## Brief:
Find all lines in the records that include the word "title", and copy them out.

## Material for this exercise:
○ ○ ○ ○ ○

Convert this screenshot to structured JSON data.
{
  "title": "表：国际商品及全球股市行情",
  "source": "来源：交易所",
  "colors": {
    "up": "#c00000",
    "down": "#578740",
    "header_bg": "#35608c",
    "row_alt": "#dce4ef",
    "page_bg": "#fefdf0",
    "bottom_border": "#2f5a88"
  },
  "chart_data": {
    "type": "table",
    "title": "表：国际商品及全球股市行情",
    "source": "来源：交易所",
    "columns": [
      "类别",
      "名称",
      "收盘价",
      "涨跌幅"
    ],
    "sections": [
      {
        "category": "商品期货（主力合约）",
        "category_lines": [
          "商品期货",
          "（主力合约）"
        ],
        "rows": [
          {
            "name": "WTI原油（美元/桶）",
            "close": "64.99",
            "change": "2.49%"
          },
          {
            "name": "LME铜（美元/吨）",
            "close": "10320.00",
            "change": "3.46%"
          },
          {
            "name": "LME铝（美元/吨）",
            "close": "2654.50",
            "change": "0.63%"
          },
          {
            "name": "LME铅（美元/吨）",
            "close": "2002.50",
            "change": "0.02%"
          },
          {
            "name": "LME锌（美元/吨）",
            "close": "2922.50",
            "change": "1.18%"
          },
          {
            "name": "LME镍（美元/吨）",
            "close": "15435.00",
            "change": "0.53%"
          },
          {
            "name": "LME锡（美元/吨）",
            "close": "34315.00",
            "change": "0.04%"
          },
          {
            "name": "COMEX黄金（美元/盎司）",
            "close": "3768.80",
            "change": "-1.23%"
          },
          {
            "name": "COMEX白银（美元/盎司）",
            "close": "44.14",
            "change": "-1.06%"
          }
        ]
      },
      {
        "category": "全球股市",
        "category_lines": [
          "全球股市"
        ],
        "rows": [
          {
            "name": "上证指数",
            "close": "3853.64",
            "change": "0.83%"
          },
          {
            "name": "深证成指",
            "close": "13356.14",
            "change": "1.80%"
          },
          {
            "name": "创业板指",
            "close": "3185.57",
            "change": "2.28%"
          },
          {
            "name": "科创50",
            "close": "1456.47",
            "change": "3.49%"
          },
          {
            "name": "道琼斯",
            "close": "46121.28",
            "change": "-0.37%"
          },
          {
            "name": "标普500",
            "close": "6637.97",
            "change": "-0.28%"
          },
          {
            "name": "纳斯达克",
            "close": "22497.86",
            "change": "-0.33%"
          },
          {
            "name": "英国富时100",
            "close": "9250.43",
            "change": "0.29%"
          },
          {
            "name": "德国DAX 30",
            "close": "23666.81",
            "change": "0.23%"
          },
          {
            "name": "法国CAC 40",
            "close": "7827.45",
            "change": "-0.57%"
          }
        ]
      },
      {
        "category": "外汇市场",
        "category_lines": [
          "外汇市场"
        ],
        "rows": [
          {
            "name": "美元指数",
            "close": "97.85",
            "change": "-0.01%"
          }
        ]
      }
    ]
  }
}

○ ○ ○ ○ ○

## Answer to the exercise:
  "title": "表：国际商品及全球股市行情",
    "title": "表：国际商品及全球股市行情",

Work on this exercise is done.